(Dataset items)
..........

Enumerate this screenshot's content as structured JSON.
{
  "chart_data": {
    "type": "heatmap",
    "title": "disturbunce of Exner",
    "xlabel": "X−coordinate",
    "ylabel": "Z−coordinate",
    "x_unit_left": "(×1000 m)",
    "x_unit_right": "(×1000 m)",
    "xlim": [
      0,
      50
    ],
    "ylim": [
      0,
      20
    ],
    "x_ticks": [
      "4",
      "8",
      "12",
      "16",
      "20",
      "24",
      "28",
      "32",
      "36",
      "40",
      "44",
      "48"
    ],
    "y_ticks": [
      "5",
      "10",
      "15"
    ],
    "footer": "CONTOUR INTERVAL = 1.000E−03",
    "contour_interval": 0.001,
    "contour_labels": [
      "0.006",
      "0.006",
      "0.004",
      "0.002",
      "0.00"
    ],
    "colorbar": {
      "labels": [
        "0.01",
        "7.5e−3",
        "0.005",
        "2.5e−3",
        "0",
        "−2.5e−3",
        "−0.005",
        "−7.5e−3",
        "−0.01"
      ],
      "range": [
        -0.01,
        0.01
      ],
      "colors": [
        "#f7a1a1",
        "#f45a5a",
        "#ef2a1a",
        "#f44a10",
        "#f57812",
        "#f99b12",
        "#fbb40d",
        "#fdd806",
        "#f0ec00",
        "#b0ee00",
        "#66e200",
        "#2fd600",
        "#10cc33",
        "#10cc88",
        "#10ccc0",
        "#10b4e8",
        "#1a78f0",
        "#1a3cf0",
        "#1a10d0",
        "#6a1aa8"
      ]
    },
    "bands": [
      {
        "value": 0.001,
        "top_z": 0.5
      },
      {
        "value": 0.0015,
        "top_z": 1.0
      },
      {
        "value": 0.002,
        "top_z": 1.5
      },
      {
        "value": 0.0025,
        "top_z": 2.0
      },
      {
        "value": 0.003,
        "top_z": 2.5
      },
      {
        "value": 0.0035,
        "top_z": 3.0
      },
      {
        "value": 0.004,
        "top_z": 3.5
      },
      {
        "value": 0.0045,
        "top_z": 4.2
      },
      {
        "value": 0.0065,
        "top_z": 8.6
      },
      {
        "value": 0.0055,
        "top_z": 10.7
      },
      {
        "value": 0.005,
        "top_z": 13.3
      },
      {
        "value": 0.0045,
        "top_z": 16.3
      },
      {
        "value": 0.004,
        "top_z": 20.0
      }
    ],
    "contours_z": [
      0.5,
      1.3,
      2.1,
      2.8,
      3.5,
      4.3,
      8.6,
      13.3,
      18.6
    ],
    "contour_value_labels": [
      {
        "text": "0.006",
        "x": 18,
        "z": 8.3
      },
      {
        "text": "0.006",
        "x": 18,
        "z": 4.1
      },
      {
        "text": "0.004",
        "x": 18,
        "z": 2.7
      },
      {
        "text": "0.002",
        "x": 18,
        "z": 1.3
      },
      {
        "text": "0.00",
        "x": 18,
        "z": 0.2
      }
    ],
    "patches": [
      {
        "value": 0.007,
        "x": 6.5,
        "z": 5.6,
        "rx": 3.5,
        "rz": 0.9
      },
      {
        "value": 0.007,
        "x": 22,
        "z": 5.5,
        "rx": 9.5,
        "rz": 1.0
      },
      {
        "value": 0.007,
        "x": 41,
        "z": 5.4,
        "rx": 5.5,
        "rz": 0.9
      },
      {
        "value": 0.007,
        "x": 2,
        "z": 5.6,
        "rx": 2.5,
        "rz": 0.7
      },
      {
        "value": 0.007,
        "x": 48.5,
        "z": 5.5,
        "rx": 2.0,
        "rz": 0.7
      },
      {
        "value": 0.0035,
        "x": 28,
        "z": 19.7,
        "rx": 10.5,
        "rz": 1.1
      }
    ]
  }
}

..........

• Directions
In the entries above, find each line with the word "text" and show it.

• Task output
        "text": "0.006",
        "text": "0.006",
        "text": "0.004",
        "text": "0.002",
        "text": "0.00",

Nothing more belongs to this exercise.